- **REQUEST**
Entries follow. Set all of them down as they stand.

- **DATA TO USE**
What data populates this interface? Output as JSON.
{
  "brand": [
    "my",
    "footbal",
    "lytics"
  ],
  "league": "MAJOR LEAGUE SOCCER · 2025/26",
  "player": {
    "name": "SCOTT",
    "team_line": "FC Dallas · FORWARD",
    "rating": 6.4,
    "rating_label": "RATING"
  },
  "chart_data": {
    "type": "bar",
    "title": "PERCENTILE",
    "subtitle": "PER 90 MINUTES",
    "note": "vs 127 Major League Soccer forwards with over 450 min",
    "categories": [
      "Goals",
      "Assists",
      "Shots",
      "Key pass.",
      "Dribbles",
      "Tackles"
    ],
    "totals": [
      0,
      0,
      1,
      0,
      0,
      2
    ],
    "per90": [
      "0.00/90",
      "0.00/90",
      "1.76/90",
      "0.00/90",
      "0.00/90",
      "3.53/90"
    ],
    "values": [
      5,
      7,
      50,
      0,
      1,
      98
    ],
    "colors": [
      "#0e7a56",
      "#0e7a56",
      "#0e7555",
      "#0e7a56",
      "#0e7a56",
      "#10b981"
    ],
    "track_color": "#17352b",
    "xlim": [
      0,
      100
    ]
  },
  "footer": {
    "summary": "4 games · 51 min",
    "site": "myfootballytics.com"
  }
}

- **EXPECTED ANSWER**
What data populates this interface? Output as JSON.
{
  "brand": [
    "my",
    "footbal",
    "lytics"
  ],
  "league": "MAJOR LEAGUE SOCCER · 2025/26",
  "player": {
    "name": "SCOTT",
    "team_line": "FC Dallas · FORWARD",
    "rating": 6.4,
    "rating_label": "RATING"
  },
  "chart_data": {
    "type": "bar",
    "title": "PERCENTILE",
    "subtitle": "PER 90 MINUTES",
    "note": "vs 127 Major League Soccer forwards with over 450 min",
    "categories": [
      "Goals",
      "Assists",
      "Shots",
      "Key pass.",
      "Dribbles",
      "Tackles"
    ],
    "totals": [
      0,
      0,
      1,
      0,
      0,
      2
    ],
    "per90": [
      "0.00/90",
      "0.00/90",
      "1.76/90",
      "0.00/90",
      "0.00/90",
      "3.53/90"
    ],
    "values": [
      5,
      7,
      50,
      0,
      1,
      98
    ],
    "colors": [
      "#0e7a56",
      "#0e7a56",
      "#0e7555",
      "#0e7a56",
      "#0e7a56",
      "#10b981"
    ],
    "track_color": "#17352b",
    "xlim": [
      0,
      100
    ]
  },
  "footer": {
    "summary": "4 games · 51 min",
    "site": "myfootballytics.com"
  }
}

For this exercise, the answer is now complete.